> To be done
Copy each entry as it stands, leaving nothing out.

> Data records

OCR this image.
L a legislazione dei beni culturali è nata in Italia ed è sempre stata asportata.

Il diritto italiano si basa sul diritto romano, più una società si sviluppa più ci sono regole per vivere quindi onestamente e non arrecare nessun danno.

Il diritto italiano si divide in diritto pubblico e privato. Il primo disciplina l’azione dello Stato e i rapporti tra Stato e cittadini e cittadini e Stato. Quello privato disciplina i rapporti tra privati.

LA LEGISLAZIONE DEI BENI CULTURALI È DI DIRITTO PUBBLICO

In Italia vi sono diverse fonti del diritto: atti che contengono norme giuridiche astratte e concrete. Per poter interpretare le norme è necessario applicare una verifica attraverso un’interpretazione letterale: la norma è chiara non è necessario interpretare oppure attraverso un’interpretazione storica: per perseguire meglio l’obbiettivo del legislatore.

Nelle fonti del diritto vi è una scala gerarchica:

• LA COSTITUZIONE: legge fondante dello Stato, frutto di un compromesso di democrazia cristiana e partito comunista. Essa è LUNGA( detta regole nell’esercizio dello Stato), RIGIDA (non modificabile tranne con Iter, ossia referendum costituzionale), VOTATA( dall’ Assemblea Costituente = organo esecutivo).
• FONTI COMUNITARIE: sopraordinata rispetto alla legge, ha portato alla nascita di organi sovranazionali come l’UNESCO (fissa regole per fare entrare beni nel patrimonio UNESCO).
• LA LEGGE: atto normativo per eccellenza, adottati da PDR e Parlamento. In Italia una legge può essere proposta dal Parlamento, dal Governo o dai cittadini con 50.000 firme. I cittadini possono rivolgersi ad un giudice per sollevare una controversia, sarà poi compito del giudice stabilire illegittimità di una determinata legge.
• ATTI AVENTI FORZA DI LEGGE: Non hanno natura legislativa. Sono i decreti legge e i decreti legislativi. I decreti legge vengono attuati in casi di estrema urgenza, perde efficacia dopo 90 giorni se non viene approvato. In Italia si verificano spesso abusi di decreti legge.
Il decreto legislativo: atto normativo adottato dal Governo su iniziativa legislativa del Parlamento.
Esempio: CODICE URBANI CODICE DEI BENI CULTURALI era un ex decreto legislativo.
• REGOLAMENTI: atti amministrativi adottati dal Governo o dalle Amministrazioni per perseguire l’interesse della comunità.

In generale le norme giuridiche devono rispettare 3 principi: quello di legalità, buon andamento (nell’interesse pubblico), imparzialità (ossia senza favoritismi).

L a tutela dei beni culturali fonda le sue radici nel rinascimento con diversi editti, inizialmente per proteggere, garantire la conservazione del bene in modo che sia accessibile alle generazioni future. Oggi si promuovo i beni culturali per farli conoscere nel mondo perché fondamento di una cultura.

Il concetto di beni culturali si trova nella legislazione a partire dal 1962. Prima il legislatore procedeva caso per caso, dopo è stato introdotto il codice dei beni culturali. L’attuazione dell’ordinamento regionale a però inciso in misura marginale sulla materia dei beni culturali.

> Answer
OCR this image.
L a legislazione dei beni culturali è nata in Italia ed è sempre stata asportata.

Il diritto italiano si basa sul diritto romano, più una società si sviluppa più ci sono regole per vivere quindi onestamente e non arrecare nessun danno.

Il diritto italiano si divide in diritto pubblico e privato. Il primo disciplina l’azione dello Stato e i rapporti tra Stato e cittadini e cittadini e Stato. Quello privato disciplina i rapporti tra privati.

LA LEGISLAZIONE DEI BENI CULTURALI È DI DIRITTO PUBBLICO

In Italia vi sono diverse fonti del diritto: atti che contengono norme giuridiche astratte e concrete. Per poter interpretare le norme è necessario applicare una verifica attraverso un’interpretazione letterale: la norma è chiara non è necessario interpretare oppure attraverso un’interpretazione storica: per perseguire meglio l’obbiettivo del legislatore.

Nelle fonti del diritto vi è una scala gerarchica:

• LA COSTITUZIONE: legge fondante dello Stato, frutto di un compromesso di democrazia cristiana e partito comunista. Essa è LUNGA( detta regole nell’esercizio dello Stato), RIGIDA (non modificabile tranne con Iter, ossia referendum costituzionale), VOTATA( dall’ Assemblea Costituente = organo esecutivo).
• FONTI COMUNITARIE: sopraordinata rispetto alla legge, ha portato alla nascita di organi sovranazionali come l’UNESCO (fissa regole per fare entrare beni nel patrimonio UNESCO).
• LA LEGGE: atto normativo per eccellenza, adottati da PDR e Parlamento. In Italia una legge può essere proposta dal Parlamento, dal Governo o dai cittadini con 50.000 firme. I cittadini possono rivolgersi ad un giudice per sollevare una controversia, sarà poi compito del giudice stabilire illegittimità di una determinata legge.
• ATTI AVENTI FORZA DI LEGGE: Non hanno natura legislativa. Sono i decreti legge e i decreti legislativi. I decreti legge vengono attuati in casi di estrema urgenza, perde efficacia dopo 90 giorni se non viene approvato. In Italia si verificano spesso abusi di decreti legge.
Il decreto legislativo: atto normativo adottato dal Governo su iniziativa legislativa del Parlamento.
Esempio: CODICE URBANI CODICE DEI BENI CULTURALI era un ex decreto legislativo.
• REGOLAMENTI: atti amministrativi adottati dal Governo o dalle Amministrazioni per perseguire l’interesse della comunità.

In generale le norme giuridiche devono rispettare 3 principi: quello di legalità, buon andamento (nell’interesse pubblico), imparzialità (ossia senza favoritismi).

L a tutela dei beni culturali fonda le sue radici nel rinascimento con diversi editti, inizialmente per proteggere, garantire la conservazione del bene in modo che sia accessibile alle generazioni future. Oggi si promuovo i beni culturali per farli conoscere nel mondo perché fondamento di una cultura.

Il concetto di beni culturali si trova nella legislazione a partire dal 1962. Prima il legislatore procedeva caso per caso, dopo è stato introdotto il codice dei beni culturali. L’attuazione dell’ordinamento regionale a però inciso in misura marginale sulla materia dei beni culturali.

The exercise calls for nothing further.